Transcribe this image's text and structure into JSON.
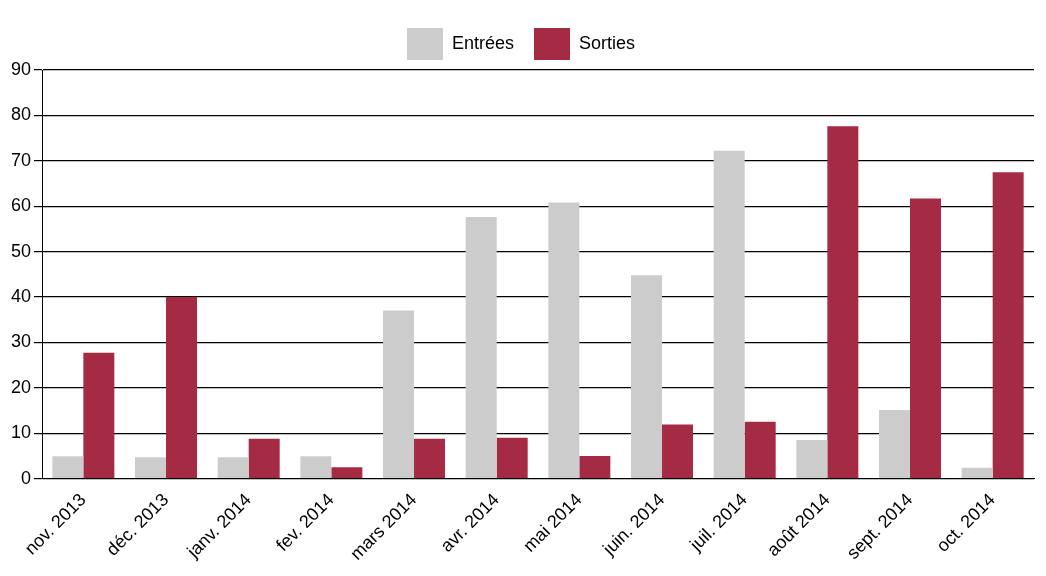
{
  "chart_data": {
    "type": "bar",
    "categories": [
      "nov. 2013",
      "déc. 2013",
      "janv. 2014",
      "fev. 2014",
      "mars 2014",
      "avr. 2014",
      "mai 2014",
      "juin. 2014",
      "juil. 2014",
      "août 2014",
      "sept. 2014",
      "oct. 2014"
    ],
    "series": [
      {
        "name": "Entrées",
        "color": "#cccccc",
        "values": [
          4.9,
          4.7,
          4.7,
          4.9,
          37,
          57.6,
          60.8,
          44.8,
          72.2,
          8.5,
          15.1,
          2.4
        ]
      },
      {
        "name": "Sorties",
        "color": "#a52a44",
        "values": [
          27.7,
          40,
          8.8,
          2.5,
          8.8,
          9,
          5,
          11.9,
          12.5,
          77.6,
          61.7,
          67.5
        ]
      }
    ],
    "ylim": [
      0,
      90
    ],
    "yticks": [
      0,
      10,
      20,
      30,
      40,
      50,
      60,
      70,
      80,
      90
    ],
    "grid": "y",
    "legend": "top"
  }
}
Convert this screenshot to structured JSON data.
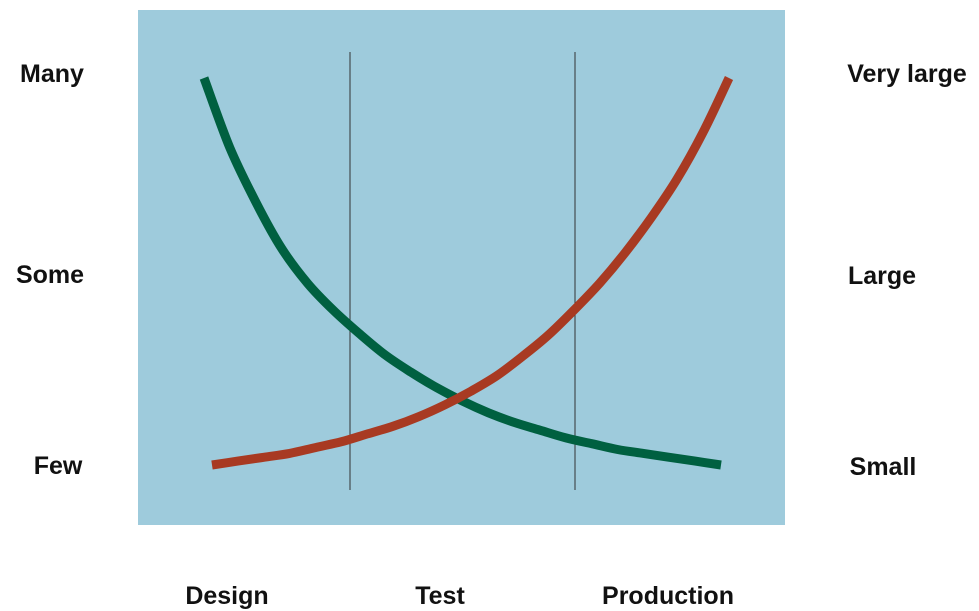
{
  "chart_data": {
    "type": "line",
    "title": "",
    "x_categories": [
      "Design",
      "Test",
      "Production"
    ],
    "left_axis_ticks": [
      "Many",
      "Some",
      "Few"
    ],
    "right_axis_ticks": [
      "Very large",
      "Large",
      "Small"
    ],
    "grid": "vertical separators between phases",
    "legend": "none",
    "x": [
      0.0,
      0.05,
      0.1,
      0.15,
      0.2,
      0.25,
      0.3,
      0.35,
      0.4,
      0.45,
      0.5,
      0.55,
      0.6,
      0.65,
      0.7,
      0.75,
      0.8,
      0.85,
      0.9,
      0.95,
      1.0
    ],
    "x_range": [
      0,
      1
    ],
    "y_range": [
      0,
      1
    ],
    "series": [
      {
        "axis": "left",
        "color": "#006040",
        "values": [
          1.0,
          0.82,
          0.68,
          0.56,
          0.47,
          0.4,
          0.34,
          0.285,
          0.24,
          0.2,
          0.165,
          0.135,
          0.11,
          0.09,
          0.07,
          0.055,
          0.04,
          0.03,
          0.02,
          0.01,
          0.0
        ]
      },
      {
        "axis": "right",
        "color": "#a83a22",
        "values": [
          0.0,
          0.01,
          0.02,
          0.03,
          0.045,
          0.06,
          0.08,
          0.1,
          0.125,
          0.155,
          0.19,
          0.23,
          0.28,
          0.335,
          0.4,
          0.47,
          0.55,
          0.64,
          0.74,
          0.86,
          1.0
        ]
      }
    ],
    "colors": {
      "plot_background": "#9ecbdc",
      "separator": "#333333"
    }
  }
}
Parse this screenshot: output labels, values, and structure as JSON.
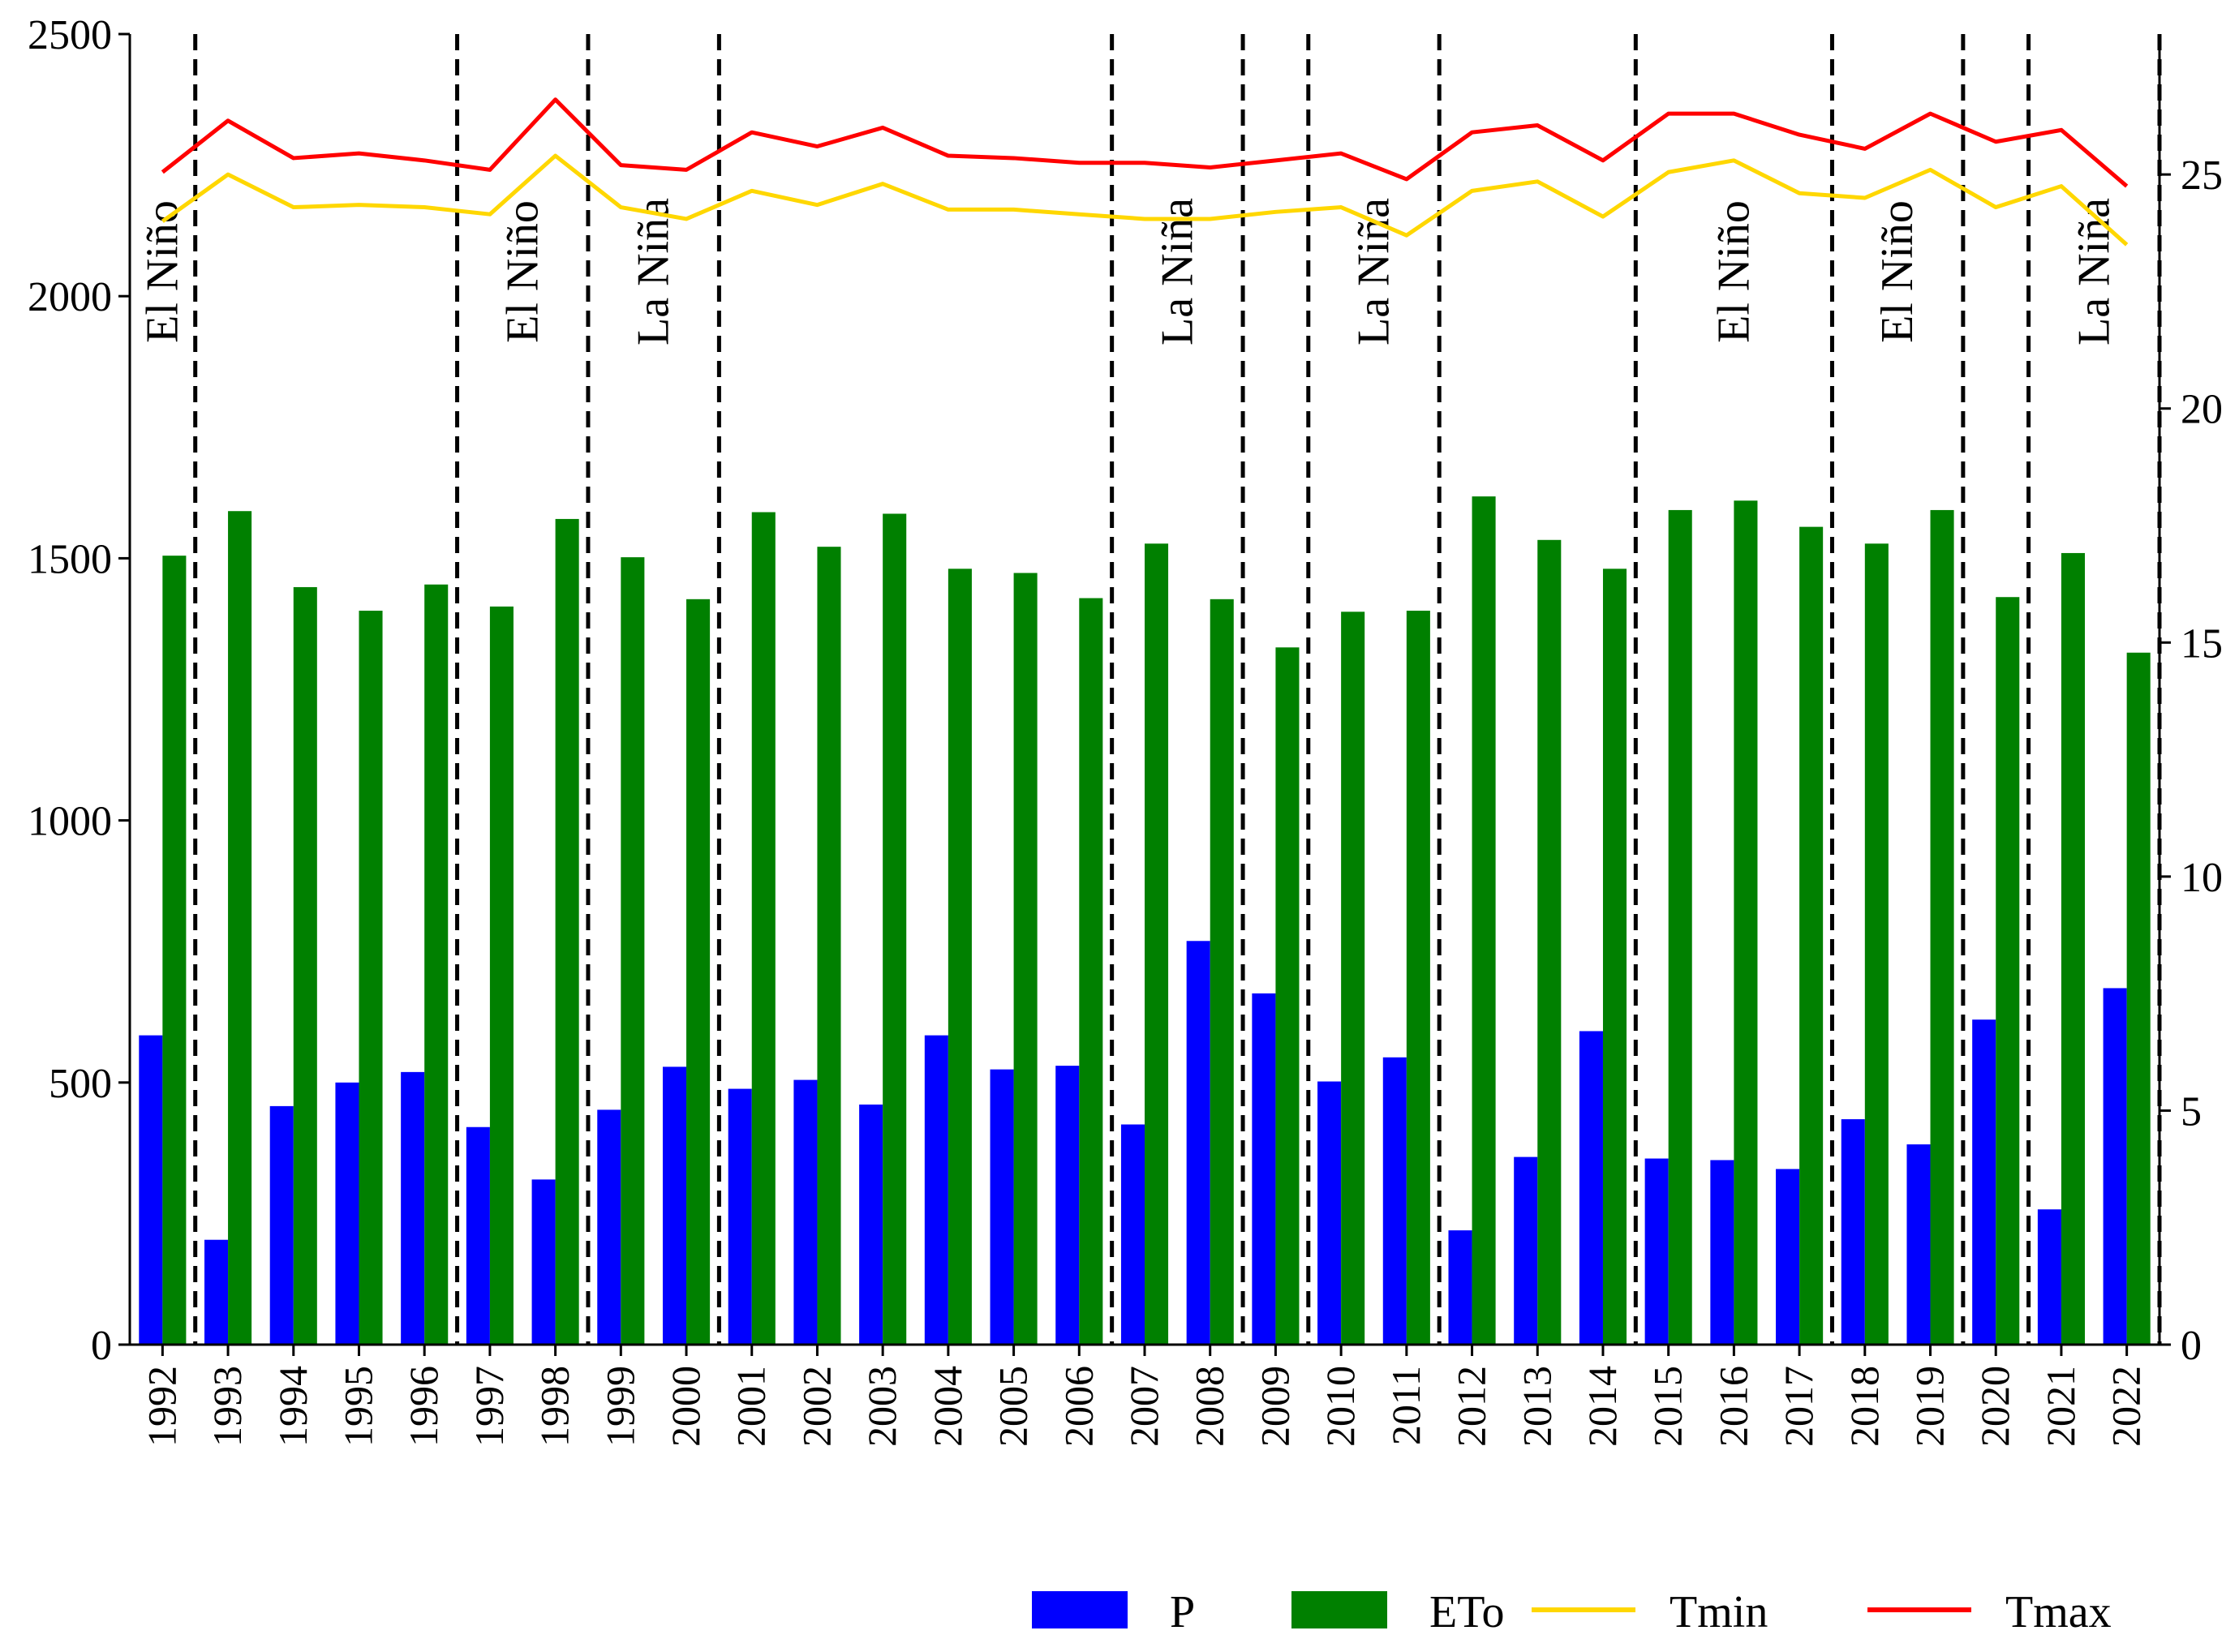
{
  "chart_data": {
    "type": "bar",
    "title": "",
    "xlabel": "",
    "ylabel": "",
    "y2label": "",
    "categories": [
      "1992",
      "1993",
      "1994",
      "1995",
      "1996",
      "1997",
      "1998",
      "1999",
      "2000",
      "2001",
      "2002",
      "2003",
      "2004",
      "2005",
      "2006",
      "2007",
      "2008",
      "2009",
      "2010",
      "2011",
      "2012",
      "2013",
      "2014",
      "2015",
      "2016",
      "2017",
      "2018",
      "2019",
      "2020",
      "2021",
      "2022"
    ],
    "ylim": [
      0,
      2500
    ],
    "y_ticks": [
      0,
      500,
      1000,
      1500,
      2000,
      2500
    ],
    "y2lim": [
      0,
      28
    ],
    "y2_ticks": [
      0,
      5,
      10,
      15,
      20,
      25
    ],
    "series": [
      {
        "name": "P",
        "kind": "bar",
        "axis": "left",
        "color": "#0000ff",
        "values": [
          590,
          200,
          455,
          500,
          520,
          415,
          315,
          448,
          530,
          488,
          505,
          458,
          590,
          525,
          532,
          420,
          770,
          670,
          502,
          548,
          218,
          358,
          598,
          355,
          352,
          335,
          430,
          382,
          620,
          258,
          680
        ]
      },
      {
        "name": "ETo",
        "kind": "bar",
        "axis": "left",
        "color": "#008000",
        "values": [
          1505,
          1590,
          1445,
          1400,
          1450,
          1408,
          1575,
          1502,
          1422,
          1588,
          1522,
          1585,
          1480,
          1472,
          1424,
          1528,
          1422,
          1330,
          1398,
          1400,
          1618,
          1535,
          1480,
          1592,
          1610,
          1560,
          1528,
          1592,
          1426,
          1510,
          1320
        ]
      },
      {
        "name": "Tmin",
        "kind": "line",
        "axis": "right",
        "color": "#ffd700",
        "values": [
          24.0,
          25.0,
          24.3,
          24.35,
          24.3,
          24.15,
          25.4,
          24.3,
          24.05,
          24.65,
          24.35,
          24.8,
          24.25,
          24.25,
          24.15,
          24.05,
          24.05,
          24.2,
          24.3,
          23.7,
          24.65,
          24.85,
          24.1,
          25.05,
          25.3,
          24.6,
          24.5,
          25.1,
          24.3,
          24.75,
          23.5
        ]
      },
      {
        "name": "Tmax",
        "kind": "line",
        "axis": "right",
        "color": "#ff0000",
        "values": [
          25.05,
          26.15,
          25.35,
          25.45,
          25.3,
          25.1,
          26.6,
          25.2,
          25.1,
          25.9,
          25.6,
          26.0,
          25.4,
          25.35,
          25.25,
          25.25,
          25.15,
          25.3,
          25.45,
          24.9,
          25.9,
          26.05,
          25.3,
          26.3,
          26.3,
          25.85,
          25.55,
          26.3,
          25.7,
          25.95,
          24.75
        ]
      }
    ],
    "enso_dividers_after": [
      "1992",
      "1996",
      "1998",
      "2000",
      "2006",
      "2008",
      "2009",
      "2011",
      "2014",
      "2017",
      "2019",
      "2020",
      "2022"
    ],
    "enso_labels": [
      {
        "text": "El Niño",
        "from": "1992",
        "to": "1992"
      },
      {
        "text": "El Niño",
        "from": "1997",
        "to": "1998"
      },
      {
        "text": "La Niña",
        "from": "1999",
        "to": "2000"
      },
      {
        "text": "La Niña",
        "from": "2007",
        "to": "2008"
      },
      {
        "text": "La Niña",
        "from": "2010",
        "to": "2011"
      },
      {
        "text": "El Niño",
        "from": "2015",
        "to": "2017"
      },
      {
        "text": "El Niño",
        "from": "2018",
        "to": "2019"
      },
      {
        "text": "La Niña",
        "from": "2021",
        "to": "2022"
      }
    ],
    "legend": {
      "position": "bottom",
      "entries": [
        {
          "label": "P",
          "symbol": "bar",
          "color": "#0000ff"
        },
        {
          "label": "ETo",
          "symbol": "bar",
          "color": "#008000"
        },
        {
          "label": "Tmin",
          "symbol": "line",
          "color": "#ffd700"
        },
        {
          "label": "Tmax",
          "symbol": "line",
          "color": "#ff0000"
        }
      ]
    },
    "grid": false
  }
}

----

## [Problem to solve]
Scan the entries above. Copy each line that has the string "name".

## [Answer to this problem]
        "name": "Entrées",
        "name": "Sorties",
        "name": "P",
        "name": "ETo",
        "name": "Tmin",
        "name": "Tmax",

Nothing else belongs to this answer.